The request >>
Report how many lines of the records contain the word "Ward", treating uppercase and lowercase as different. Give only the number.

Material for the task >>
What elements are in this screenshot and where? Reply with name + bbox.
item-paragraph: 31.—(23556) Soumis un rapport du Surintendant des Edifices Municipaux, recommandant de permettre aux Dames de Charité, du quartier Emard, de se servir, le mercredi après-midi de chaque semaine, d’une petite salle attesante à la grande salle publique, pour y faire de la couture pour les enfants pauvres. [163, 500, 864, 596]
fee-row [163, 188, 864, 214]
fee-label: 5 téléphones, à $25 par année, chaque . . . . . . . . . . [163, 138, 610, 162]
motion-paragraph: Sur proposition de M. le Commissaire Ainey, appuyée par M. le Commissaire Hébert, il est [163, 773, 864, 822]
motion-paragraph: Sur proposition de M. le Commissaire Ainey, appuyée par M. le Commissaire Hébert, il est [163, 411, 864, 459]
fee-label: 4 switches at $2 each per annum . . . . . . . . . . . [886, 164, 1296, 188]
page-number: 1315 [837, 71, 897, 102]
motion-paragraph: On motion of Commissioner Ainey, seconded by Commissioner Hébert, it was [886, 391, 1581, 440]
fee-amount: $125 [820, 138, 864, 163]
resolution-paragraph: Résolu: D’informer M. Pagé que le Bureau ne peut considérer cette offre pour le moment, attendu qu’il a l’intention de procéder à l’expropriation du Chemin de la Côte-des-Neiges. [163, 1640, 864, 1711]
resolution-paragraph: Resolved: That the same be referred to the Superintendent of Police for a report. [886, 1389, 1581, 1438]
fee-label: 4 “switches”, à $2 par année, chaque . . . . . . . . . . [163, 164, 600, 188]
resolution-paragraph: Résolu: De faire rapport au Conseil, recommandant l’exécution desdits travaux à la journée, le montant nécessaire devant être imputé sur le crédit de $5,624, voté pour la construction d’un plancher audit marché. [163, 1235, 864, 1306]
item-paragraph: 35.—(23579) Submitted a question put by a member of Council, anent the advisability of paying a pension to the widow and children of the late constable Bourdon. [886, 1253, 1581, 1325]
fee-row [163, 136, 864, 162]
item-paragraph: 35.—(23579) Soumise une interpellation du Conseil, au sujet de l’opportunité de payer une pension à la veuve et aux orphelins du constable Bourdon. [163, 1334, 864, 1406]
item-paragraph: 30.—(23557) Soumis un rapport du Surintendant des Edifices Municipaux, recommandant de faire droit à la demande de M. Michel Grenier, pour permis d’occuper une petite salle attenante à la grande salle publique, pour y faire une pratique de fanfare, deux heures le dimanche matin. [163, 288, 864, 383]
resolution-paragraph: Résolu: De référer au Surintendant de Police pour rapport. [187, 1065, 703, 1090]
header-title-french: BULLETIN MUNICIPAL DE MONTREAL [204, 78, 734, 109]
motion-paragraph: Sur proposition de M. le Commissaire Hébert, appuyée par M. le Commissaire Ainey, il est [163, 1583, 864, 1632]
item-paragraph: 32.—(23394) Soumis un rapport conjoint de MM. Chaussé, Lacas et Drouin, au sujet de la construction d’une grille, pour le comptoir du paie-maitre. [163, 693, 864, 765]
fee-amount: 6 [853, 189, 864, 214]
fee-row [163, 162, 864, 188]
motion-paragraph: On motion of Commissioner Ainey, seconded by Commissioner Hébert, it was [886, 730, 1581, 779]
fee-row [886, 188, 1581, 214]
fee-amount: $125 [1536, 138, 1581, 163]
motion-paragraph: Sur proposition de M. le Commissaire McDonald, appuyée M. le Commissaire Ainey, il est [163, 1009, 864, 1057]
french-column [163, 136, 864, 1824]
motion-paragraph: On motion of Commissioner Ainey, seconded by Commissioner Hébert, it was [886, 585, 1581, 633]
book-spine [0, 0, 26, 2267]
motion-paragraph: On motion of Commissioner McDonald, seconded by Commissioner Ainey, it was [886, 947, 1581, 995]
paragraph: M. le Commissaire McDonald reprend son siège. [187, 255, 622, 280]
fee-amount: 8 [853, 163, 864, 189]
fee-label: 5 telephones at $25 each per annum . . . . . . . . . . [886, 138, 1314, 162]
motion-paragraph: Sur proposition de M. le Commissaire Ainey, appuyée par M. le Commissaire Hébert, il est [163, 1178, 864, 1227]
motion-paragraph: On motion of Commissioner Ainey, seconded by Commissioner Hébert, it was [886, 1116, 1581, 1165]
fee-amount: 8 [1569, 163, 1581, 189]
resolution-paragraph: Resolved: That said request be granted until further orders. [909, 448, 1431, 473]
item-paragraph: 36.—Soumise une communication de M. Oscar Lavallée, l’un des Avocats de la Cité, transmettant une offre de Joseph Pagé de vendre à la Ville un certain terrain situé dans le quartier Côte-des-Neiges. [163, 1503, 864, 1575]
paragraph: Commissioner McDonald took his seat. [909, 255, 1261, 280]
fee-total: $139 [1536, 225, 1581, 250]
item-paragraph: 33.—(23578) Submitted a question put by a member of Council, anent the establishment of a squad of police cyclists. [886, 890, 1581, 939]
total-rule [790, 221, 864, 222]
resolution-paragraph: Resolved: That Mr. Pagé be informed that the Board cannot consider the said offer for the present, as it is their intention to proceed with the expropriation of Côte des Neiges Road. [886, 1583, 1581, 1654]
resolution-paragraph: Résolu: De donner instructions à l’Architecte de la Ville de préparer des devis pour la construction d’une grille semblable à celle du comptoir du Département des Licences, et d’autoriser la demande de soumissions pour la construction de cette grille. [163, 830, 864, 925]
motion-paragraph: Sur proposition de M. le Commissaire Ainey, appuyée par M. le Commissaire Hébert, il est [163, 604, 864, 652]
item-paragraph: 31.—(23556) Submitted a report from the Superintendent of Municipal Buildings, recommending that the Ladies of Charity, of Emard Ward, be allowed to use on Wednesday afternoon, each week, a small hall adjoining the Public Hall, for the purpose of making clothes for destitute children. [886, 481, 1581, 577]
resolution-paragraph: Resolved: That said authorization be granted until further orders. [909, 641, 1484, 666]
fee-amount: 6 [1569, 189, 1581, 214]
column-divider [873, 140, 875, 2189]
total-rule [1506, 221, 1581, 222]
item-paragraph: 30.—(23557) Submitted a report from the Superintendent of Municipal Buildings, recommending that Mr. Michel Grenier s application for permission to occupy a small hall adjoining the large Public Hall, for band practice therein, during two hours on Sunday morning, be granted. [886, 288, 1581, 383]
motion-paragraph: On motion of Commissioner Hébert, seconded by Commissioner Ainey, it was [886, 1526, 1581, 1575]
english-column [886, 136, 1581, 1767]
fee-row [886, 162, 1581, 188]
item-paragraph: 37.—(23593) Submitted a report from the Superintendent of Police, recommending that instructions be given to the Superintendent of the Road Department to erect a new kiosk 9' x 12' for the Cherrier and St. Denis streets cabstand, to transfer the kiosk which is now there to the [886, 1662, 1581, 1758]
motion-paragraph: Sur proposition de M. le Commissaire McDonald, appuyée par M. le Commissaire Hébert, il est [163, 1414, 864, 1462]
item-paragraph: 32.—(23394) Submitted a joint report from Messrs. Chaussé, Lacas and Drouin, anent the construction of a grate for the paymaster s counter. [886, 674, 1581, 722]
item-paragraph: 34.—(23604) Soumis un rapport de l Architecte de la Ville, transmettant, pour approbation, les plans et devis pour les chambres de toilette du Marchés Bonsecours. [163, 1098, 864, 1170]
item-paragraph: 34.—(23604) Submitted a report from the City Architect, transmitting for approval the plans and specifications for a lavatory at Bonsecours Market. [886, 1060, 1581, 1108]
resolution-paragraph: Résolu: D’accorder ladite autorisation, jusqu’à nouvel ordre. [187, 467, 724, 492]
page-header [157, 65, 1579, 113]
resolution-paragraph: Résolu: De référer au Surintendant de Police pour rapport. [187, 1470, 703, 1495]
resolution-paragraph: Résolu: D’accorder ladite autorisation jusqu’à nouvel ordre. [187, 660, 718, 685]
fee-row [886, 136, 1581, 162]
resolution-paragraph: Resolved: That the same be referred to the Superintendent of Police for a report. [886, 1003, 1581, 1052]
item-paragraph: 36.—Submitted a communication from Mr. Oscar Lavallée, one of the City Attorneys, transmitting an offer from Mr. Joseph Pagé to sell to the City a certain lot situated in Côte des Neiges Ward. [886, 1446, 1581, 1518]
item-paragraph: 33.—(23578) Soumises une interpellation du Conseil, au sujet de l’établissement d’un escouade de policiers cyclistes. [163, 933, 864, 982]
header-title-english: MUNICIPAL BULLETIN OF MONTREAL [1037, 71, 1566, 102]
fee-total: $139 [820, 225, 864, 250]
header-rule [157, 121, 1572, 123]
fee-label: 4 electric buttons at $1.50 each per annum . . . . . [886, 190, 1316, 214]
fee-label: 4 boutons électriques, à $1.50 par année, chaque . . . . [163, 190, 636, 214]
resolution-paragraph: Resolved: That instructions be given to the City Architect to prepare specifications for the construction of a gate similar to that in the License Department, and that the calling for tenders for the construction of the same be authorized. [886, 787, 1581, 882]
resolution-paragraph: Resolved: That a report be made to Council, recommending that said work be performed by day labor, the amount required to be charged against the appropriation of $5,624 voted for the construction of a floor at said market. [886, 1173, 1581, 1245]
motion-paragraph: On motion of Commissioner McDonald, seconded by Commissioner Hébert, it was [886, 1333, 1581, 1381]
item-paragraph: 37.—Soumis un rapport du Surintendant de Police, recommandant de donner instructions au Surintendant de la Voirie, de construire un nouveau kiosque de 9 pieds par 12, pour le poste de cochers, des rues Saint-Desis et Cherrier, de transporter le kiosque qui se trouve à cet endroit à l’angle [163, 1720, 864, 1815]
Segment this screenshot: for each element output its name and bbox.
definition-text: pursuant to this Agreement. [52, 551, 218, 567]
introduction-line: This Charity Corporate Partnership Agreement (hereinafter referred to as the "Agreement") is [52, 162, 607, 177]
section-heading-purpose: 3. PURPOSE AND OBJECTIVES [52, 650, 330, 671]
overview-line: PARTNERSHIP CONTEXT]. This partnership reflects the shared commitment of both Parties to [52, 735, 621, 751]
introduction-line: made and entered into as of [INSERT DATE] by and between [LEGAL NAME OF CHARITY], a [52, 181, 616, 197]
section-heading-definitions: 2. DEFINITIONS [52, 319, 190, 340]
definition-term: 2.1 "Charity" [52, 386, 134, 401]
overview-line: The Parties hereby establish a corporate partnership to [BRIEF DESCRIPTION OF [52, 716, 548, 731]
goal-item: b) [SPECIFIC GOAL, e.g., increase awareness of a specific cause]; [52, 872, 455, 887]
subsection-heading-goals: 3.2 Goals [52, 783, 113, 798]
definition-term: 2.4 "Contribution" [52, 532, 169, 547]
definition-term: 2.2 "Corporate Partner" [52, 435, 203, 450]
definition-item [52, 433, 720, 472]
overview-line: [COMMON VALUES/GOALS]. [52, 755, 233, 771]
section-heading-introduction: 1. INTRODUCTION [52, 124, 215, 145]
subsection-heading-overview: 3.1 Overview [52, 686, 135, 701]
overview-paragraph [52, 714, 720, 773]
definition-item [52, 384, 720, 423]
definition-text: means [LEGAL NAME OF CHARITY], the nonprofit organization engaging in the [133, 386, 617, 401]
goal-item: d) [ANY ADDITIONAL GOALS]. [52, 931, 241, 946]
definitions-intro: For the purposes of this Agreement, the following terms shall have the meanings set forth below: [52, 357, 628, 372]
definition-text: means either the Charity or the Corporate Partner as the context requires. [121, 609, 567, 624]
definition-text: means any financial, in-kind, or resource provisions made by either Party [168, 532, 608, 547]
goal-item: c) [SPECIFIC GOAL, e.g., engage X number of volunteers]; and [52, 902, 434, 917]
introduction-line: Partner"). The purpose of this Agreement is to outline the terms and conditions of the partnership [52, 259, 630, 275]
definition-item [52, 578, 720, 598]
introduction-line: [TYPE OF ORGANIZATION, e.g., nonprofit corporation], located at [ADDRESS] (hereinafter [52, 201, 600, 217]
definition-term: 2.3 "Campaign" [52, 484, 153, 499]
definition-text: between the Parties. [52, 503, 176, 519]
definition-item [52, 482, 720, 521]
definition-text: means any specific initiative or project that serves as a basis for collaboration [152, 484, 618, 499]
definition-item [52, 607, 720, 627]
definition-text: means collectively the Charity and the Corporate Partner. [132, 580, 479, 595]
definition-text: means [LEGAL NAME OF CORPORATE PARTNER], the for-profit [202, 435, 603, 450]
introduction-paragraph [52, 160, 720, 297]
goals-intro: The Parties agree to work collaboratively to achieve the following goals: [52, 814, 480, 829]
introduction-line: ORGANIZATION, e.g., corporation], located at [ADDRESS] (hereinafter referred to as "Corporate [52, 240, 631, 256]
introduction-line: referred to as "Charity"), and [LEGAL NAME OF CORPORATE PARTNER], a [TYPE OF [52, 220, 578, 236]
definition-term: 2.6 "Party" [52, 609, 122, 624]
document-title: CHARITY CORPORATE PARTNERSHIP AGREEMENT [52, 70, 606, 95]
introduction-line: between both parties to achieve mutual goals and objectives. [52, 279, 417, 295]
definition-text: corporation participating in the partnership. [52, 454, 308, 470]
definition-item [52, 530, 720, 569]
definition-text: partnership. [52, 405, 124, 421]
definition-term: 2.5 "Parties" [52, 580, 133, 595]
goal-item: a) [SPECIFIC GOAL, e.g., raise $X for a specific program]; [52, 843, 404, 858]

Answer to the task >>
2